§ **EXERCISE**: Display each line of the entries below that contains the string "plat", matching case exactly.

§ **STORED DATA**:
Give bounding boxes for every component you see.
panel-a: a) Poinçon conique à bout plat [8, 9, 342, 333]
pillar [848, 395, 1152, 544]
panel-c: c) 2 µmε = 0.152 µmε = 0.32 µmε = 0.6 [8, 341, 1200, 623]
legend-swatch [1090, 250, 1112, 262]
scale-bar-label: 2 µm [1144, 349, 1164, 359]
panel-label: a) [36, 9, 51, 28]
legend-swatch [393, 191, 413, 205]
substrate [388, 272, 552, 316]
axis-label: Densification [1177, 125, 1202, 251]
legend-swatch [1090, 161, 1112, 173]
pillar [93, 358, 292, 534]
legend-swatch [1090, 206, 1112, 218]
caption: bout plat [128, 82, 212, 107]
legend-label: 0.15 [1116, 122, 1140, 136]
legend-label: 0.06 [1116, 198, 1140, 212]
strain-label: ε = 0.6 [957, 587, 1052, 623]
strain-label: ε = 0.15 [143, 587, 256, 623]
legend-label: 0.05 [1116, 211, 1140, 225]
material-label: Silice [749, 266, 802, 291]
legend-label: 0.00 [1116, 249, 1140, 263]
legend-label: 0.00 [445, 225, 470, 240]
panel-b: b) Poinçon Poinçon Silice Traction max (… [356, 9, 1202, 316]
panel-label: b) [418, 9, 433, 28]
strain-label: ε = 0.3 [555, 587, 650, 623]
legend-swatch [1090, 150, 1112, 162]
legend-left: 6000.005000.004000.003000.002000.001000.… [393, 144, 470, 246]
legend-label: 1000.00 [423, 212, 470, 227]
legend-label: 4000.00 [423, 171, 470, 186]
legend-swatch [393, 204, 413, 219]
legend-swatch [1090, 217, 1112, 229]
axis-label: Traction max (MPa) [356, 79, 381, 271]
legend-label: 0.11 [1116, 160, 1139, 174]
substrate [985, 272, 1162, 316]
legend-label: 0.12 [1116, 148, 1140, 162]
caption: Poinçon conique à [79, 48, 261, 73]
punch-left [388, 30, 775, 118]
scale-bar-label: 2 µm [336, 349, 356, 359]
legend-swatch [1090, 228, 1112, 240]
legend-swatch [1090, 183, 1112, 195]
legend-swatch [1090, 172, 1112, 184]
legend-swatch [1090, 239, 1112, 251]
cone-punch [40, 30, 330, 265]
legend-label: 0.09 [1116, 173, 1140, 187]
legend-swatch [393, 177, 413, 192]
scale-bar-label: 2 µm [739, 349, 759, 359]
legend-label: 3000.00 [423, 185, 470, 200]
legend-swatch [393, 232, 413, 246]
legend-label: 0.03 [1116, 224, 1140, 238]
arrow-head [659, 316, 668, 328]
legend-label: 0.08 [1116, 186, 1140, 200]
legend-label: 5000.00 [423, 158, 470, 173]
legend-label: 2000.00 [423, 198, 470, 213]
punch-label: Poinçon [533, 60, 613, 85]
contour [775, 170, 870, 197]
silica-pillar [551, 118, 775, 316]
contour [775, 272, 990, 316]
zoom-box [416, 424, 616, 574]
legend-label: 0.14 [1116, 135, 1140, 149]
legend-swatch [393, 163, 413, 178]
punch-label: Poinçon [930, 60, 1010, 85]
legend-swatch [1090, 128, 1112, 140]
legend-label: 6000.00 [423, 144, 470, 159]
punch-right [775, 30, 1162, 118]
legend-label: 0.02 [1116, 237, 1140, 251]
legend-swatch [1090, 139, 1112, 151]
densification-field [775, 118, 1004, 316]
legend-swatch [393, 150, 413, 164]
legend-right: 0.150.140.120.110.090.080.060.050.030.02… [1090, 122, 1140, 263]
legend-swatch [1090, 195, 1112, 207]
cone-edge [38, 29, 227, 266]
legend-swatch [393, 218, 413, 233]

§ **CORRECT OUTPUT**:
panel-a: a) Poinçon conique à bout plat [8, 9, 342, 333]
caption: bout plat [128, 82, 212, 107]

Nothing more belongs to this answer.